**Challenge:** Search the records for "init" and copy each line that holds it.

Saved entries:
###
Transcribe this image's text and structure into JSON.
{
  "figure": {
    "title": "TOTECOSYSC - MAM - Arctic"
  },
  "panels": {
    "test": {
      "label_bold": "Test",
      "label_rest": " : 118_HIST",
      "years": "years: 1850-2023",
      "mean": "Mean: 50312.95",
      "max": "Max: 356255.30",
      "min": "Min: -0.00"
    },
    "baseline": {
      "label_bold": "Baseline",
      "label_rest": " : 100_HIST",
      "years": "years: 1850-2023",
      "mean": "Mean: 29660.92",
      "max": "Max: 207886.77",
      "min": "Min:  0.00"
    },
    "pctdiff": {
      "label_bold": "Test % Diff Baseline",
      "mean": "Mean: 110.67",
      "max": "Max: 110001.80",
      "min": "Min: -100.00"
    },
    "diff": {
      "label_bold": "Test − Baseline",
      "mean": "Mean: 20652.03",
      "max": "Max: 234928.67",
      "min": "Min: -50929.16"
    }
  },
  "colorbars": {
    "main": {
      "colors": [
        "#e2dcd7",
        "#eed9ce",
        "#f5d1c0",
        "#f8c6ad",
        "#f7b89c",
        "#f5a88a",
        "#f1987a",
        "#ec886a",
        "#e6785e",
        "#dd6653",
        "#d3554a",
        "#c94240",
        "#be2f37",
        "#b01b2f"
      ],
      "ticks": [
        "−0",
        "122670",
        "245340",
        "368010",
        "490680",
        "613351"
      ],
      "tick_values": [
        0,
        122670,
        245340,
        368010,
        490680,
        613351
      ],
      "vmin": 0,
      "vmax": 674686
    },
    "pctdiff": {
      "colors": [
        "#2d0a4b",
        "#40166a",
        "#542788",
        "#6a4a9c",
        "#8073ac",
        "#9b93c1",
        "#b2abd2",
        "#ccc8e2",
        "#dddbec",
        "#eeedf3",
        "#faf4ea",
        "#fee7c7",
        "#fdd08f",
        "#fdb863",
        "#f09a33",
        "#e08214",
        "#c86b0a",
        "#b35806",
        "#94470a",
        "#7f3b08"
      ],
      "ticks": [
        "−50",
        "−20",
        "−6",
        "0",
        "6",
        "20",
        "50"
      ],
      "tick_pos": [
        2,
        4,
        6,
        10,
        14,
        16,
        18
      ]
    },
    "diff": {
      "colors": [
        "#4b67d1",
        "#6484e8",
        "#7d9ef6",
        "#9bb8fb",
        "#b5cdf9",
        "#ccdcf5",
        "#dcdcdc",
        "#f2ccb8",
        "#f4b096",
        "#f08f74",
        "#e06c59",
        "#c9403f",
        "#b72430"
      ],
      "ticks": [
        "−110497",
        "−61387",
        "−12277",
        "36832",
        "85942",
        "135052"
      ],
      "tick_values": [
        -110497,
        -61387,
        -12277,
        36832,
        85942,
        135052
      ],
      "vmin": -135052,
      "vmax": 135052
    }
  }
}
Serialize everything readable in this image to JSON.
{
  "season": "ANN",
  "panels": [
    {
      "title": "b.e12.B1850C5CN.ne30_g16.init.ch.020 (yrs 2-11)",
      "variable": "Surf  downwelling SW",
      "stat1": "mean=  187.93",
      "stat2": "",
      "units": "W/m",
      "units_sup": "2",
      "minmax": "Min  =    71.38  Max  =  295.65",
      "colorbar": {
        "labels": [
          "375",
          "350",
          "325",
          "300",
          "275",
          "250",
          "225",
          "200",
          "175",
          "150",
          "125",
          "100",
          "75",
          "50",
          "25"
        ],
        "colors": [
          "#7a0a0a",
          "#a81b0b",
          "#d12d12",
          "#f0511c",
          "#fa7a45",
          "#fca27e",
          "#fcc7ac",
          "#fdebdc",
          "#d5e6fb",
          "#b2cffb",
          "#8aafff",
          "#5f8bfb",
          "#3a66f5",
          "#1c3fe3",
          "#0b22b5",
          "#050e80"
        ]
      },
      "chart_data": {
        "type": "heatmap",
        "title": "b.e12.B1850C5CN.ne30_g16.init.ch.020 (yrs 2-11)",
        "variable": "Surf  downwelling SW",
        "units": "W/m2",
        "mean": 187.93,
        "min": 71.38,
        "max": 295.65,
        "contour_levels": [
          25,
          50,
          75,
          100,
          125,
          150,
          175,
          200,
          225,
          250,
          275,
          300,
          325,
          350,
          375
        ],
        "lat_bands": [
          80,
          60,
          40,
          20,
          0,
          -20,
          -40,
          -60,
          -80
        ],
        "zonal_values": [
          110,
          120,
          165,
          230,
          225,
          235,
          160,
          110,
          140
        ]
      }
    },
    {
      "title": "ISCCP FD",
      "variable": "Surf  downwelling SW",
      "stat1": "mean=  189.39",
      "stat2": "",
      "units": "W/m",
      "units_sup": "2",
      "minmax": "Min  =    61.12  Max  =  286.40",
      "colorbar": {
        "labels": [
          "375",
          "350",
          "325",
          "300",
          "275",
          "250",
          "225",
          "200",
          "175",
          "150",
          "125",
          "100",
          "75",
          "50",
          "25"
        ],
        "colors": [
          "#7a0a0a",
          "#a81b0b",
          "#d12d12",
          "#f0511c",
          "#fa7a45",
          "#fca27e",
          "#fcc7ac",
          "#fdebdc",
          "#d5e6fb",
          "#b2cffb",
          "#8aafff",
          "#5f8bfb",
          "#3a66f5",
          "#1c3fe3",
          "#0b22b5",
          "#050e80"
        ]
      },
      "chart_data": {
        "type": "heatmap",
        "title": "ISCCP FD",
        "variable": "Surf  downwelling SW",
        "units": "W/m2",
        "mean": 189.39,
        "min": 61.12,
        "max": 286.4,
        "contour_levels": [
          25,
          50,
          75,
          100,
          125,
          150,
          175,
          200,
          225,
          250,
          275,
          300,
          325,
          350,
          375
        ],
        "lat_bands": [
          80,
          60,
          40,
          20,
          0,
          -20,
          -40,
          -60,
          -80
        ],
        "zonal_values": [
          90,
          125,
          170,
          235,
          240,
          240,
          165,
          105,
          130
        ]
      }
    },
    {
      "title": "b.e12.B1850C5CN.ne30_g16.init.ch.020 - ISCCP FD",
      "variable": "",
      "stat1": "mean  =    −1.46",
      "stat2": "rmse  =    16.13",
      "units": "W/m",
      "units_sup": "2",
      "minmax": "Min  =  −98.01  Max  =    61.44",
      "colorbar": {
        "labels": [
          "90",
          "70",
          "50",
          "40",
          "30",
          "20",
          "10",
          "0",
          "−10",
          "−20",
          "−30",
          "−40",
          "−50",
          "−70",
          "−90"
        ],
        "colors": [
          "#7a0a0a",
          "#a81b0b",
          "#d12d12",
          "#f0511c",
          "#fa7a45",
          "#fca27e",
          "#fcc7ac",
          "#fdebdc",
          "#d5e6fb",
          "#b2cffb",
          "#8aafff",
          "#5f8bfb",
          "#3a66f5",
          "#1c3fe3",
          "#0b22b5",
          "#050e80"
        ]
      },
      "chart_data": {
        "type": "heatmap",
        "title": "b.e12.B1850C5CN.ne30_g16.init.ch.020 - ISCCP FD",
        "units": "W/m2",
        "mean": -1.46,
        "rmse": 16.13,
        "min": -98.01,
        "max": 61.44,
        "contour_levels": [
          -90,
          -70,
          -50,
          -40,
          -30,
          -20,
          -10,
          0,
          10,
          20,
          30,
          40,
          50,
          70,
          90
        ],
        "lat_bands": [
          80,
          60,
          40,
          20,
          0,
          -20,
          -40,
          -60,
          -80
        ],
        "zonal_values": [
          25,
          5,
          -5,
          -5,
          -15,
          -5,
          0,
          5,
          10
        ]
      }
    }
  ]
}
###
**Worked answer:**
      "title": "b.e12.B1850C5CN.ne30_g16.init.ch.020 (yrs 2-11)",
        "title": "b.e12.B1850C5CN.ne30_g16.init.ch.020 (yrs 2-11)",
      "title": "b.e12.B1850C5CN.ne30_g16.init.ch.020 - ISCCP FD",
        "title": "b.e12.B1850C5CN.ne30_g16.init.ch.020 - ISCCP FD",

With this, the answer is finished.